What you need to do → Print the entries below word for word; the pictures stay out of your copy.
## START Given records
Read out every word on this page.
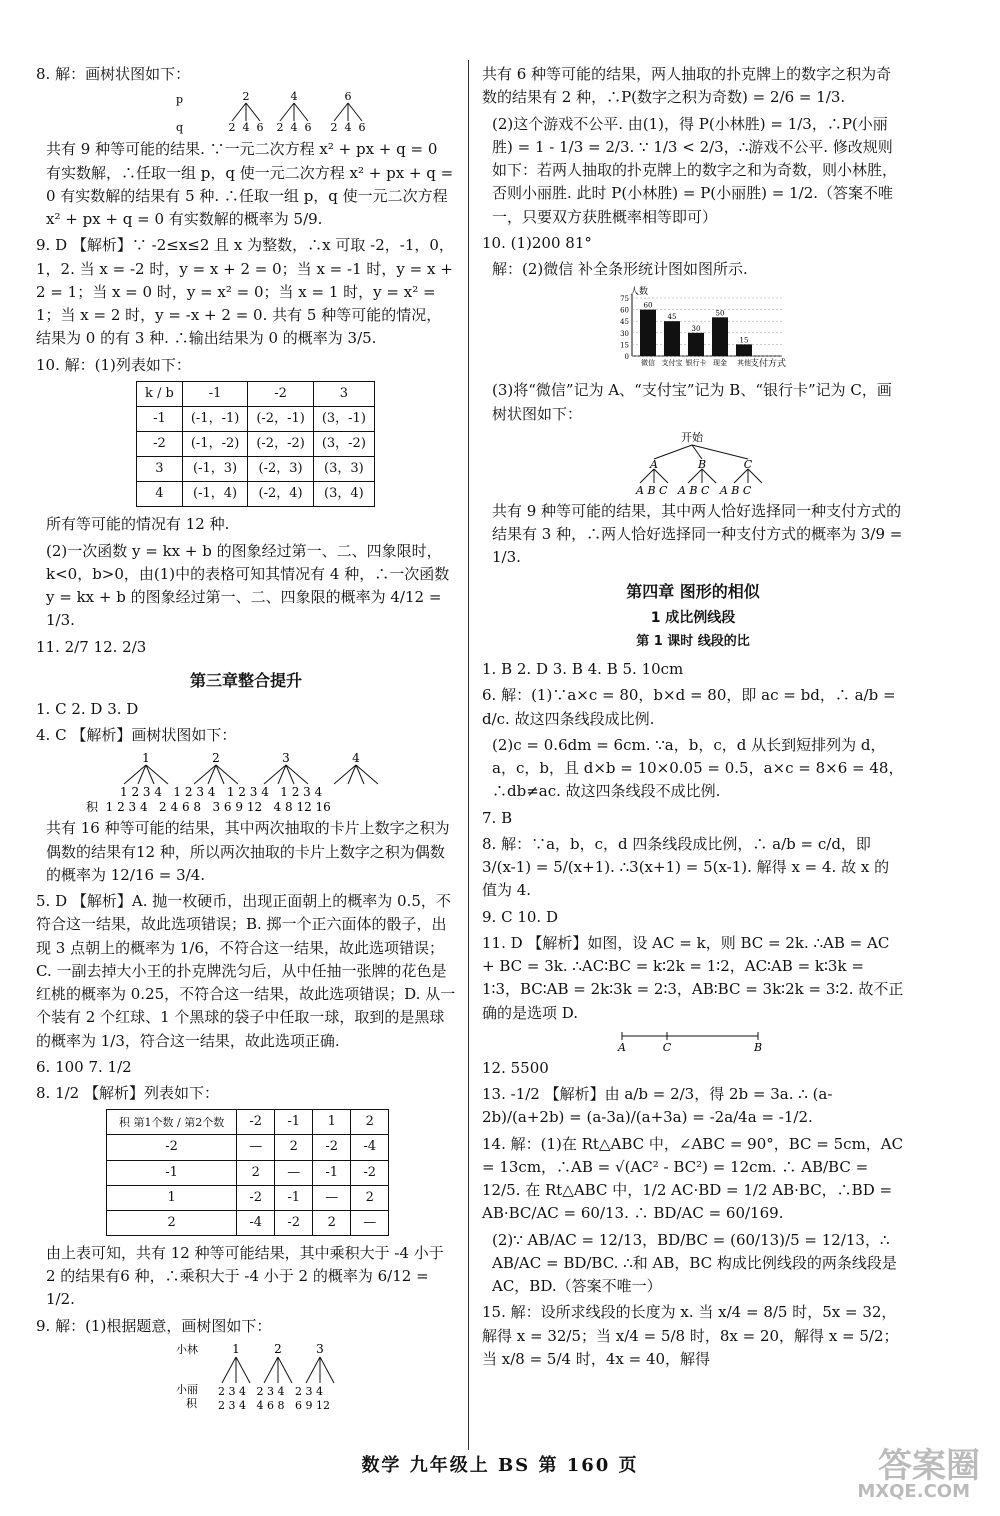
8. 解：画树状图如下：
p
q
2	4	6
2 4 6 2 4 6 2 4 6
共有 9 种等可能的结果. ∵一元二次方程 x² + px + q = 0 有实数解，∴任取一组 p，q 使一元二次方程 x² + px + q = 0 有实数解的结果有 5 种. ∴任取一组 p，q 使一元二次方程 x² + px + q = 0 有实数解的概率为 5/9.
9. D 【解析】∵ -2≤x≤2 且 x 为整数，∴x 可取 -2，-1，0，1，2. 当 x = -2 时，y = x + 2 = 0；当 x = -1 时，y = x + 2 = 1；当 x = 0 时，y = x² = 0；当 x = 1 时，y = x² = 1；当 x = 2 时，y = -x + 2 = 0. 共有 5 种等可能的情况，结果为 0 的有 3 种. ∴输出结果为 0 的概率为 3/5.
10. 解：(1)列表如下：
k / b	-1	-2	3
-1	(-1，-1)	(-2，-1)	(3，-1)
-2	(-1，-2)	(-2，-2)	(3，-2)
3	(-1，3)	(-2，3)	(3，3)
4	(-1，4)	(-2，4)	(3，4)
所有等可能的情况有 12 种.
(2)一次函数 y = kx + b 的图象经过第一、二、四象限时，k<0，b>0，由(1)中的表格可知其情况有 4 种，∴一次函数 y = kx + b 的图象经过第一、二、四象限的概率为 4/12 = 1/3.
11. 2/7 12. 2/3
第三章整合提升
1. C 2. D 3. D
4. C 【解析】画树状图如下：
1	2	3	4
1 2 3 4   1 2 3 4   1 2 3 4   1 2 3 4
积  1 2 3 4   2 4 6 8   3 6 9 12   4 8 12 16
共有 16 种等可能的结果，其中两次抽取的卡片上数字之积为偶数的结果有12 种，所以两次抽取的卡片上数字之积为偶数的概率为 12/16 = 3/4.
5. D 【解析】A. 抛一枚硬币，出现正面朝上的概率为 0.5，不符合这一结果，故此选项错误；B. 掷一个正六面体的骰子，出现 3 点朝上的概率为 1/6，不符合这一结果，故此选项错误；C. 一副去掉大小王的扑克牌洗匀后，从中任抽一张牌的花色是红桃的概率为 0.25，不符合这一结果，故此选项错误；D. 从一个装有 2 个红球、1 个黑球的袋子中任取一球，取到的是黑球的概率为 1/3，符合这一结果，故此选项正确.
6. 100 7. 1/2
8. 1/2 【解析】列表如下：
积 第1个数 / 第2个数	-2	-1	1	2
-2	—	2	-2	-4
-1	2	—	-1	-2
1	-2	-1	—	2
2	-4	-2	2	—
由上表可知，共有 12 种等可能结果，其中乘积大于 -4 小于 2 的结果有6 种，∴乘积大于 -4 小于 2 的概率为 6/12 = 1/2.
9. 解：(1)根据题意，画树图如下：
小林
小丽
积
1	2	3
2 3 4   2 3 4   2 3 4
2 3 4   4 6 8   6 9 12
共有 6 种等可能的结果，两人抽取的扑克牌上的数字之积为奇数的结果有 2 种，∴P(数字之积为奇数) = 2/6 = 1/3.
(2)这个游戏不公平. 由(1)，得 P(小林胜) = 1/3，∴P(小丽胜) = 1 - 1/3 = 2/3. ∵ 1/3 < 2/3，∴游戏不公平. 修改规则如下：若两人抽取的扑克牌上的数字之和为奇数，则小林胜，否则小丽胜. 此时 P(小林胜) = P(小丽胜) = 1/2.（答案不唯一，只要双方获胜概率相等即可）
10. (1)200 81°
解：(2)微信 补全条形统计图如图所示.
人数
支付方式
0
15
30
45
60
75
60
微信
45
支付宝
30
银行卡
50
现金
15
其他
(3)将“微信”记为 A、“支付宝”记为 B、“银行卡”记为 C，画树状图如下：
开始
A	B	C
A B C   A B C   A B C
共有 9 种等可能的结果，其中两人恰好选择同一种支付方式的结果有 3 种，∴两人恰好选择同一种支付方式的概率为 3/9 = 1/3.
第四章 图形的相似
1 成比例线段
第 1 课时 线段的比
1. B 2. D 3. B 4. B 5. 10cm
6. 解：(1)∵a×c = 80，b×d = 80，即 ac = bd，∴ a/b = d/c. 故这四条线段成比例.
(2)c = 0.6dm = 6cm. ∵a，b，c，d 从长到短排列为 d，a，c，b，且 d×b = 10×0.05 = 0.5，a×c = 8×6 = 48，∴db≠ac. 故这四条线段不成比例.
7. B
8. 解：∵a，b，c，d 四条线段成比例，∴ a/b = c/d，即 3/(x-1) = 5/(x+1). ∴3(x+1) = 5(x-1). 解得 x = 4. 故 x 的值为 4.
9. C 10. D
11. D 【解析】如图，设 AC = k，则 BC = 2k. ∴AB = AC + BC = 3k. ∴AC∶BC = k∶2k = 1∶2，AC∶AB = k∶3k = 1∶3，BC∶AB = 2k∶3k = 2∶3，AB∶BC = 3k∶2k = 3∶2. 故不正确的是选项 D.
A	C	B
12. 5500
13. -1/2 【解析】由 a/b = 2/3，得 2b = 3a. ∴ (a-2b)/(a+2b) = (a-3a)/(a+3a) = -2a/4a = -1/2.
14. 解：(1)在 Rt△ABC 中，∠ABC = 90°，BC = 5cm，AC = 13cm，∴AB = √(AC² - BC²) = 12cm. ∴ AB/BC = 12/5. 在 Rt△ABC 中，1/2 AC·BD = 1/2 AB·BC，∴BD = AB·BC/AC = 60/13. ∴ BD/AC = 60/169.
(2)∵ AB/AC = 12/13，BD/BC = (60/13)/5 = 12/13，∴ AB/AC = BD/BC. ∴和 AB，BC 构成比例线段的两条线段是 AC，BD.（答案不唯一）
15. 解：设所求线段的长度为 x. 当 x/4 = 8/5 时，5x = 32，解得 x = 32/5；当 x/4 = 5/8 时，8x = 20，解得 x = 5/2；当 x/8 = 5/4 时，4x = 40，解得
数学 九年级上 BS 第 160 页	答案圈
MXQE.COM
## END Given records
Full output →
Read out every word on this page.
8. 解：画树状图如下：
p
q
2	4	6
2 4 6 2 4 6 2 4 6
共有 9 种等可能的结果. ∵一元二次方程 x² + px + q = 0 有实数解，∴任取一组 p，q 使一元二次方程 x² + px + q = 0 有实数解的结果有 5 种. ∴任取一组 p，q 使一元二次方程 x² + px + q = 0 有实数解的概率为 5/9.
9. D 【解析】∵ -2≤x≤2 且 x 为整数，∴x 可取 -2，-1，0，1，2. 当 x = -2 时，y = x + 2 = 0；当 x = -1 时，y = x + 2 = 1；当 x = 0 时，y = x² = 0；当 x = 1 时，y = x² = 1；当 x = 2 时，y = -x + 2 = 0. 共有 5 种等可能的情况，结果为 0 的有 3 种. ∴输出结果为 0 的概率为 3/5.
10. 解：(1)列表如下：
k / b	-1	-2	3
-1	(-1，-1)	(-2，-1)	(3，-1)
-2	(-1，-2)	(-2，-2)	(3，-2)
3	(-1，3)	(-2，3)	(3，3)
4	(-1，4)	(-2，4)	(3，4)
所有等可能的情况有 12 种.
(2)一次函数 y = kx + b 的图象经过第一、二、四象限时，k<0，b>0，由(1)中的表格可知其情况有 4 种，∴一次函数 y = kx + b 的图象经过第一、二、四象限的概率为 4/12 = 1/3.
11. 2/7 12. 2/3
第三章整合提升
1. C 2. D 3. D
4. C 【解析】画树状图如下：
1	2	3	4
1 2 3 4   1 2 3 4   1 2 3 4   1 2 3 4
积  1 2 3 4   2 4 6 8   3 6 9 12   4 8 12 16
共有 16 种等可能的结果，其中两次抽取的卡片上数字之积为偶数的结果有12 种，所以两次抽取的卡片上数字之积为偶数的概率为 12/16 = 3/4.
5. D 【解析】A. 抛一枚硬币，出现正面朝上的概率为 0.5，不符合这一结果，故此选项错误；B. 掷一个正六面体的骰子，出现 3 点朝上的概率为 1/6，不符合这一结果，故此选项错误；C. 一副去掉大小王的扑克牌洗匀后，从中任抽一张牌的花色是红桃的概率为 0.25，不符合这一结果，故此选项错误；D. 从一个装有 2 个红球、1 个黑球的袋子中任取一球，取到的是黑球的概率为 1/3，符合这一结果，故此选项正确.
6. 100 7. 1/2
8. 1/2 【解析】列表如下：
积 第1个数 / 第2个数	-2	-1	1	2
-2	—	2	-2	-4
-1	2	—	-1	-2
1	-2	-1	—	2
2	-4	-2	2	—
由上表可知，共有 12 种等可能结果，其中乘积大于 -4 小于 2 的结果有6 种，∴乘积大于 -4 小于 2 的概率为 6/12 = 1/2.
9. 解：(1)根据题意，画树图如下：
小林
小丽
积
1	2	3
2 3 4   2 3 4   2 3 4
2 3 4   4 6 8   6 9 12
共有 6 种等可能的结果，两人抽取的扑克牌上的数字之积为奇数的结果有 2 种，∴P(数字之积为奇数) = 2/6 = 1/3.
(2)这个游戏不公平. 由(1)，得 P(小林胜) = 1/3，∴P(小丽胜) = 1 - 1/3 = 2/3. ∵ 1/3 < 2/3，∴游戏不公平. 修改规则如下：若两人抽取的扑克牌上的数字之和为奇数，则小林胜，否则小丽胜. 此时 P(小林胜) = P(小丽胜) = 1/2.（答案不唯一，只要双方获胜概率相等即可）
10. (1)200 81°
解：(2)微信 补全条形统计图如图所示.
人数
支付方式
0
15
30
45
60
75
60
微信
45
支付宝
30
银行卡
50
现金
15
其他
(3)将“微信”记为 A、“支付宝”记为 B、“银行卡”记为 C，画树状图如下：
开始
A	B	C
A B C   A B C   A B C
共有 9 种等可能的结果，其中两人恰好选择同一种支付方式的结果有 3 种，∴两人恰好选择同一种支付方式的概率为 3/9 = 1/3.
第四章 图形的相似
1 成比例线段
第 1 课时 线段的比
1. B 2. D 3. B 4. B 5. 10cm
6. 解：(1)∵a×c = 80，b×d = 80，即 ac = bd，∴ a/b = d/c. 故这四条线段成比例.
(2)c = 0.6dm = 6cm. ∵a，b，c，d 从长到短排列为 d，a，c，b，且 d×b = 10×0.05 = 0.5，a×c = 8×6 = 48，∴db≠ac. 故这四条线段不成比例.
7. B
8. 解：∵a，b，c，d 四条线段成比例，∴ a/b = c/d，即 3/(x-1) = 5/(x+1). ∴3(x+1) = 5(x-1). 解得 x = 4. 故 x 的值为 4.
9. C 10. D
11. D 【解析】如图，设 AC = k，则 BC = 2k. ∴AB = AC + BC = 3k. ∴AC∶BC = k∶2k = 1∶2，AC∶AB = k∶3k = 1∶3，BC∶AB = 2k∶3k = 2∶3，AB∶BC = 3k∶2k = 3∶2. 故不正确的是选项 D.
A	C	B
12. 5500
13. -1/2 【解析】由 a/b = 2/3，得 2b = 3a. ∴ (a-2b)/(a+2b) = (a-3a)/(a+3a) = -2a/4a = -1/2.
14. 解：(1)在 Rt△ABC 中，∠ABC = 90°，BC = 5cm，AC = 13cm，∴AB = √(AC² - BC²) = 12cm. ∴ AB/BC = 12/5. 在 Rt△ABC 中，1/2 AC·BD = 1/2 AB·BC，∴BD = AB·BC/AC = 60/13. ∴ BD/AC = 60/169.
(2)∵ AB/AC = 12/13，BD/BC = (60/13)/5 = 12/13，∴ AB/AC = BD/BC. ∴和 AB，BC 构成比例线段的两条线段是 AC，BD.（答案不唯一）
15. 解：设所求线段的长度为 x. 当 x/4 = 8/5 时，5x = 32，解得 x = 32/5；当 x/4 = 5/8 时，8x = 20，解得 x = 5/2；当 x/8 = 5/4 时，4x = 40，解得
数学 九年级上 BS 第 160 页	答案圈
MXQE.COM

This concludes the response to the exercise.